Collected data
....................

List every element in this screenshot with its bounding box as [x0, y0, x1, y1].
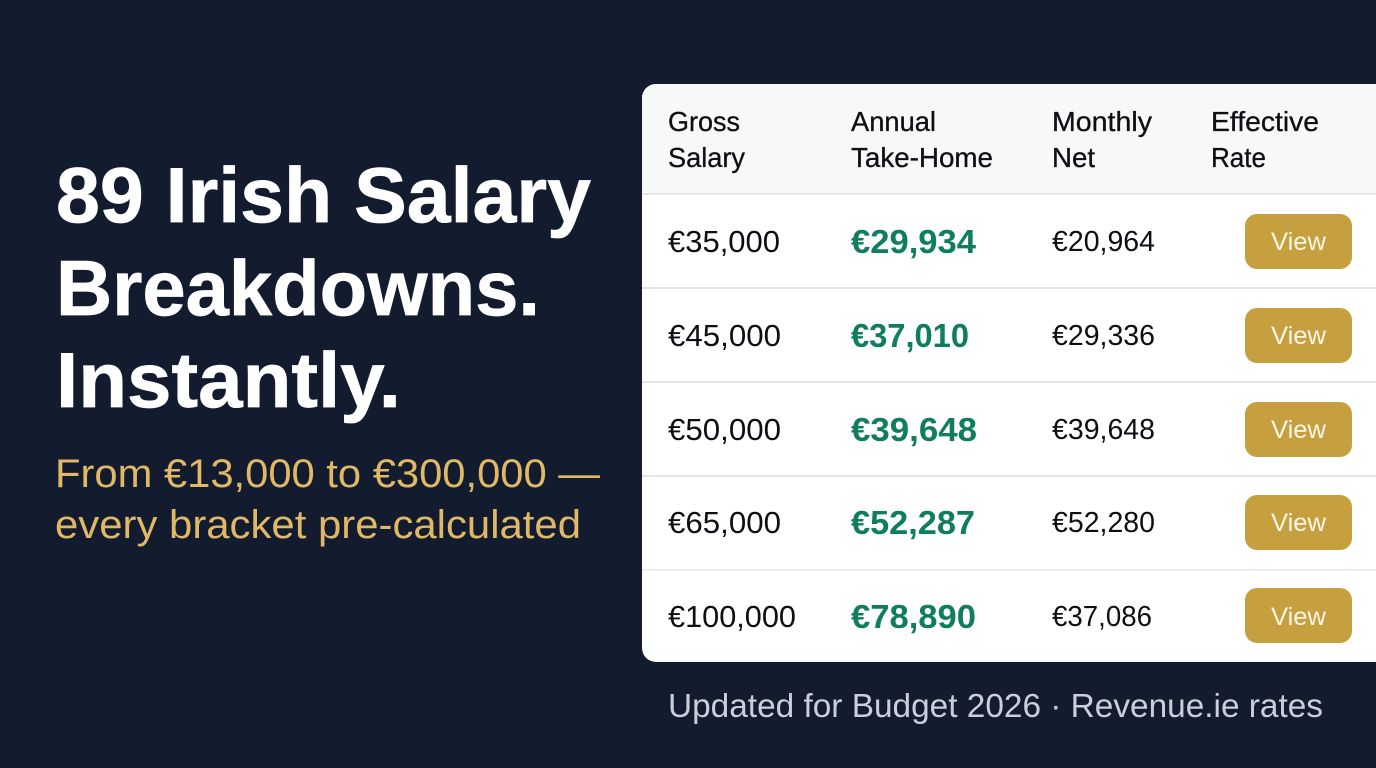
row: €35,000: €29,934 — [851, 223, 977, 260]
row: €65,000: View — [1271, 509, 1327, 537]
row: €100,000: €37,086 — [1052, 601, 1152, 633]
row: €35,000: €20,964 — [1052, 226, 1155, 258]
footer note: Updated for Budget 2026 · Revenue.ie rates — [668, 687, 1323, 724]
table header row: Annual — [851, 106, 936, 137]
row: €50,000: €50,000 — [668, 412, 781, 447]
row: €65,000: €52,280 — [1052, 507, 1155, 539]
table header row: Monthly — [1052, 106, 1152, 137]
row: €100,000: €100,000 — [668, 599, 796, 634]
row: €50,000: View — [1271, 416, 1327, 444]
row: €45,000: €29,336 — [1052, 320, 1155, 352]
table card background — [642, 84, 1376, 662]
row: €65,000: €65,000 — [668, 505, 781, 540]
row: €65,000: €52,287 — [851, 504, 975, 541]
table header row: Net — [1052, 142, 1095, 173]
title: Breakdowns. — [56, 244, 540, 332]
subtitle: every bracket pre-calculated — [55, 503, 581, 547]
row: €100,000: View — [1271, 603, 1327, 631]
row: €50,000: €39,648 — [851, 411, 977, 448]
row: €100,000 — [668, 588, 1352, 643]
title: 89 Irish Salary — [56, 151, 591, 239]
table header row — [642, 84, 1376, 194]
subtitle: From €13,000 to €300,000 — — [55, 452, 600, 496]
table header row: Effective — [1211, 106, 1319, 137]
table header row: Take-Home — [851, 142, 993, 173]
row: €65,000 — [668, 495, 1352, 550]
row: €35,000 — [668, 214, 1352, 269]
panel: salary table — [642, 84, 1376, 662]
row: €45,000 — [668, 308, 1352, 363]
title — [56, 151, 591, 424]
table header row: Rate — [1211, 142, 1266, 173]
row: €35,000: View — [1271, 228, 1327, 256]
row: €45,000: €37,010 — [851, 317, 969, 354]
table header row: Salary — [668, 142, 745, 173]
row: €100,000: €78,890 — [851, 598, 976, 635]
subtitle — [55, 452, 600, 547]
row: €45,000: €45,000 — [668, 318, 781, 353]
row: €50,000 — [668, 402, 1352, 457]
table header row: Gross — [668, 106, 740, 137]
row: €45,000: View — [1271, 322, 1327, 350]
row: €50,000: €39,648 — [1052, 414, 1155, 446]
title: Instantly. — [56, 336, 401, 424]
row: €35,000: €35,000 — [668, 224, 780, 259]
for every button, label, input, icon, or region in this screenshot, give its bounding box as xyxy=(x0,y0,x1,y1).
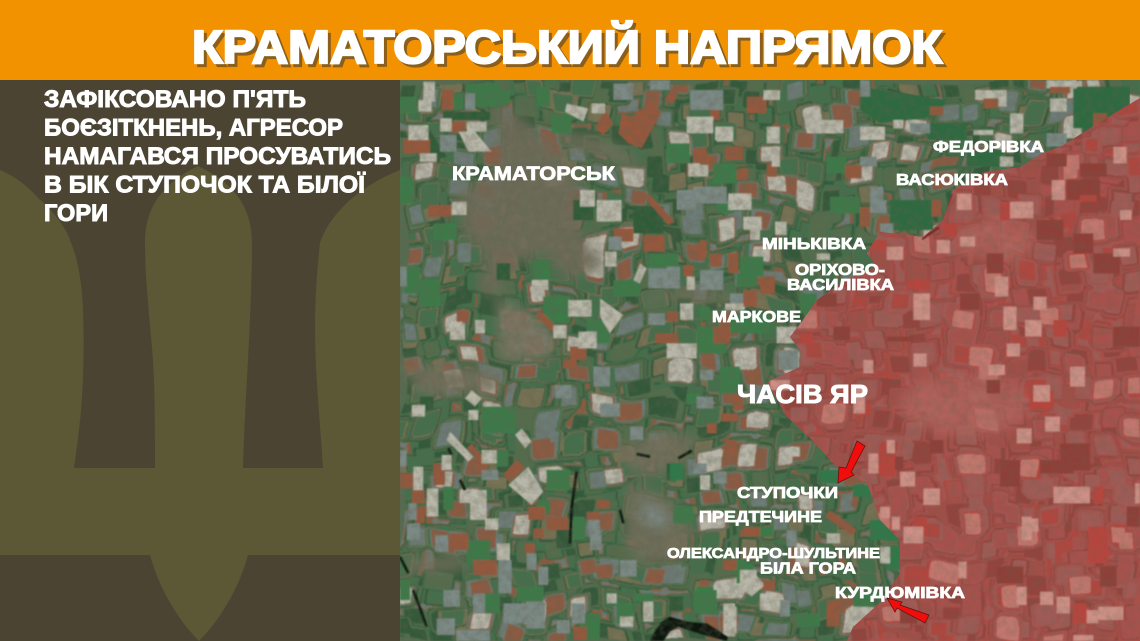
map label: Orikhovo-Vasylivka: ВАСИЛІВКА xyxy=(787,277,895,294)
map mosaic of farm fields xyxy=(400,80,1140,641)
map label: Kramatorsk: КРАМАТОРСЬК xyxy=(452,163,615,185)
map label: Chasiv Yar: ЧАСІВ ЯР xyxy=(737,379,868,409)
map fields: central column xyxy=(700,120,887,410)
water bodies xyxy=(650,617,728,641)
panel: satellite map xyxy=(400,80,1140,641)
map label: Stupochky: СТУПОЧКИ xyxy=(737,485,838,502)
map label: Predtechyne: ПРЕДТЕЧИНЕ xyxy=(699,509,822,526)
map fields: south-west sector xyxy=(400,360,780,641)
map fields: north-west sector xyxy=(400,80,780,360)
map label: Minkivka: МІНЬКІВКА xyxy=(762,236,867,253)
text block: situation summary xyxy=(44,86,391,227)
title: КРАМАТОРСЬКИЙ НАПРЯМОК xyxy=(195,24,946,76)
map label: Oleksandro-Shultyne: ОЛЕКСАНДРО-ШУЛЬТИНЕ xyxy=(667,545,880,562)
map label: Markove: МАРКОВЕ xyxy=(712,309,801,326)
map fields: south-east green sector xyxy=(643,447,900,633)
map fields: north-east green sector xyxy=(860,80,1130,237)
map label: Vasiukivka: ВАСЮКІВКА xyxy=(896,172,1009,189)
map label: Fedorivka: ФЕДОРІВКА xyxy=(933,139,1045,156)
map label: Orikhovo-Vasylivka: ОРІХОВО- xyxy=(795,262,885,279)
icon: trident watermark xyxy=(0,166,400,641)
text block: situation summary: В БІК СТУПОЧОК ТА БІЛОЇ xyxy=(44,172,366,198)
text block: situation summary: НАМАГАВСЯ ПРОСУВАТИСЬ xyxy=(44,143,391,170)
left panel background xyxy=(0,80,400,641)
arrow: towards Kurdiumivka xyxy=(887,598,929,623)
map label: Kurdiumivka: КУРДЮМІВКА xyxy=(835,585,966,602)
map label: Orikhovo-Vasylivka xyxy=(787,262,895,294)
header bar xyxy=(0,0,1140,80)
text block: situation summary: ЗАФІКСОВАНО П'ЯТЬ xyxy=(44,86,306,113)
title: КРАМАТОРСЬКИЙ НАПРЯМОК xyxy=(192,21,943,73)
text block: situation summary: ГОРИ xyxy=(44,200,108,227)
arrow: towards Stupochky xyxy=(838,441,865,483)
map: towns and scrubland xyxy=(400,100,740,573)
text block: situation summary: БОЄЗІТКНЕНЬ, АГРЕСОР xyxy=(44,114,343,142)
occupied territory overlay xyxy=(760,90,1140,641)
map label: Bila Hora: БІЛА ГОРА xyxy=(760,560,857,578)
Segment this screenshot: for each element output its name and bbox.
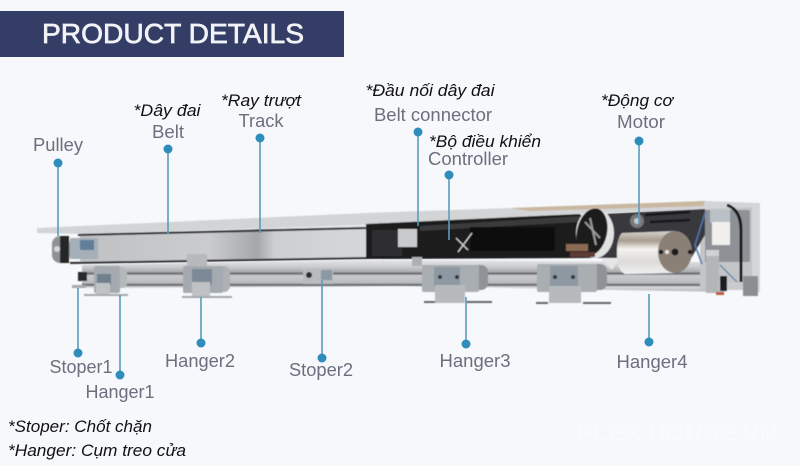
- callout: Hanger2: Hanger2: [165, 351, 235, 371]
- callout: Motor: [601, 91, 675, 224]
- callout: Controller: Controller: [428, 149, 508, 169]
- callout: Track: [221, 91, 302, 233]
- title: PRODUCT DETAILS: [42, 18, 304, 49]
- footnotes: *Stoper: Chốt chặn: [8, 417, 152, 436]
- callout: Hanger2: [165, 297, 235, 371]
- right wall: [752, 204, 760, 293]
- footnotes: *Hanger: Cụm treo cửa: [8, 441, 186, 460]
- controller: [366, 214, 585, 266]
- callout: Motor: *Động cơ: [601, 91, 675, 110]
- belt: [70, 228, 368, 263]
- callout: Hanger3: [440, 297, 510, 371]
- callout: Controller: *Bộ điều khiển: [429, 132, 541, 151]
- callout: Pulley: Pulley: [33, 135, 83, 155]
- door operator machine: [37, 201, 760, 304]
- callout: Hanger1: [86, 295, 154, 402]
- callout: Belt connector: [366, 81, 496, 226]
- watermark: FLEX HOUSE.VN: [577, 420, 777, 446]
- stoper 1: [72, 272, 87, 288]
- callout: Controller: [428, 132, 541, 240]
- callout: Motor: Motor: [617, 112, 665, 132]
- right interior: [700, 204, 758, 290]
- lower rail: [82, 260, 725, 292]
- callout: Stoper2: [289, 280, 353, 380]
- callout: Stoper1: [50, 288, 112, 377]
- motor bay: [580, 209, 705, 260]
- hanger 4: [536, 264, 611, 304]
- callout: Stoper2: Stoper2: [289, 360, 353, 380]
- callout: Pulley: [33, 135, 83, 236]
- top cover plate: [37, 201, 760, 234]
- callout: Track: Track: [238, 111, 285, 131]
- callout: Stoper1: Stoper1: [50, 357, 112, 377]
- right bracket: [695, 205, 758, 296]
- hanger 1: [84, 266, 128, 296]
- callout: Belt connector: *Đầu nối dây đai: [366, 81, 496, 100]
- track body: [80, 226, 366, 262]
- stoper 2: [303, 270, 333, 284]
- callout: Belt connector: Belt connector: [374, 105, 492, 125]
- callout: Belt: Belt: [152, 122, 184, 142]
- hanger 2: [182, 254, 232, 298]
- pulley: [52, 236, 98, 263]
- gear wheel: [566, 205, 614, 259]
- callout: Hanger1: Hanger1: [86, 382, 154, 402]
- callout: Track: *Ray trượt: [221, 91, 302, 110]
- callout: Belt: [134, 101, 202, 234]
- motor: [600, 231, 692, 274]
- callout: Belt: *Dây đai: [134, 101, 202, 120]
- callout: Hanger4: Hanger4: [616, 352, 688, 372]
- title: [0, 11, 344, 57]
- footnotes: [8, 417, 186, 460]
- hanger 3: [422, 265, 492, 303]
- callout: Hanger4: [616, 294, 688, 372]
- callout: Hanger3: Hanger3: [440, 351, 510, 371]
- small top pulley and wires: [630, 212, 690, 228]
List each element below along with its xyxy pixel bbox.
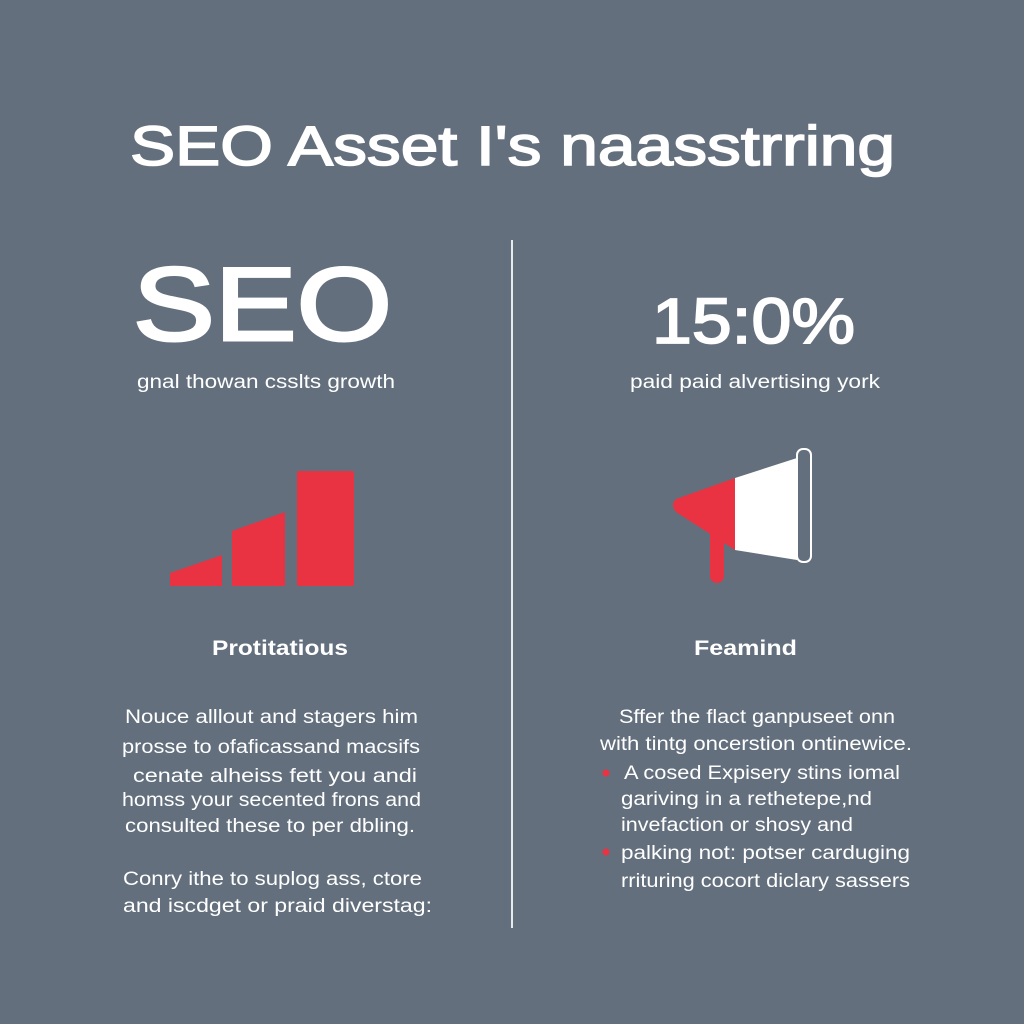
title: SEO Asset I's naasstrring xyxy=(130,114,895,177)
right paragraph xyxy=(599,707,912,892)
big stat SEO: SEO xyxy=(133,247,392,363)
left paragraph: Nouce alllout and stagers him xyxy=(125,707,418,728)
right paragraph: gariving in a rethetepe,nd xyxy=(621,789,872,810)
left heading: Protitatious xyxy=(212,637,348,660)
right paragraph: Sffer the flact ganpuseet onn xyxy=(619,707,895,728)
left paragraph: prosse to ofaficassand macsifs xyxy=(122,737,420,758)
icon: megaphone xyxy=(673,449,811,583)
left paragraph: consulted these to per dbling. xyxy=(125,816,415,837)
right paragraph: with tintg oncerstion ontinewice. xyxy=(599,734,912,755)
left paragraph: cenate alheiss fett you andi xyxy=(133,766,417,787)
right paragraph: palking not: potser carduging xyxy=(621,843,910,864)
left paragraph xyxy=(122,707,432,917)
right paragraph: A cosed Expisery stins iomal xyxy=(624,763,900,784)
big stat 15:0%: 15:0% xyxy=(652,285,855,357)
panel: left SEO xyxy=(122,247,432,917)
left paragraph: homss your secented frons and xyxy=(122,790,421,811)
right paragraph: invefaction or shosy and xyxy=(621,815,853,836)
left subtitle: gnal thowan csslts growth xyxy=(137,372,395,393)
right subtitle: paid paid alvertising york xyxy=(630,372,881,393)
left paragraph: Conry ithe to suplog ass, ctore xyxy=(123,869,422,890)
left paragraph: and iscdget or praid diverstag: xyxy=(123,896,432,917)
right paragraph: rrituring cocort diclary sassers xyxy=(621,871,910,892)
right heading: Feamind xyxy=(694,637,797,660)
panel: right paid xyxy=(599,285,912,892)
icon: bar chart xyxy=(170,471,354,586)
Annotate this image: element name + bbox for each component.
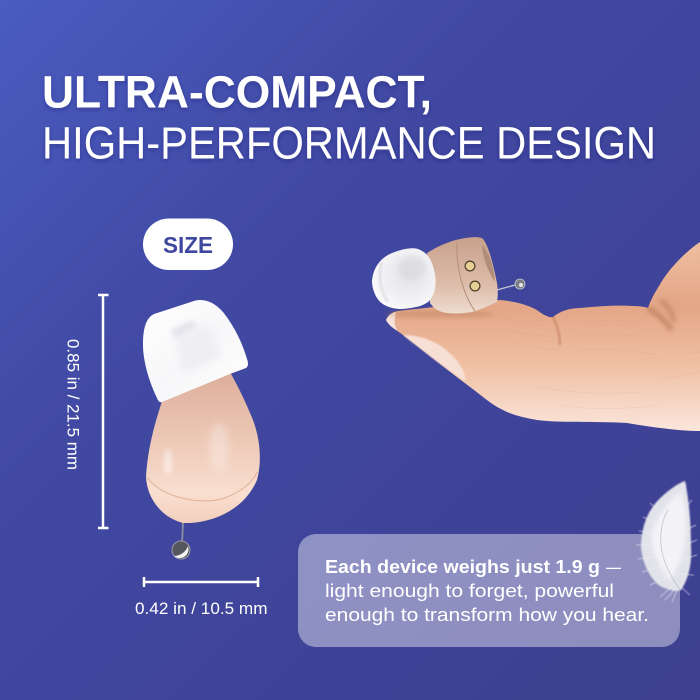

....................

→ Stated problem
Rewrite the lines starting at "title: SEO Asset" and ending at "right paragraph: gariving", changing "paragraph" to "text block" and leaving everything else as it is.

→ Answer to this exercise
title: SEO Asset I's naasstrring xyxy=(130,114,895,177)
right text block xyxy=(599,707,912,892)
big stat SEO: SEO xyxy=(133,247,392,363)
left text block: Nouce alllout and stagers him xyxy=(125,707,418,728)
right text block: gariving in a rethetepe,nd xyxy=(621,789,872,810)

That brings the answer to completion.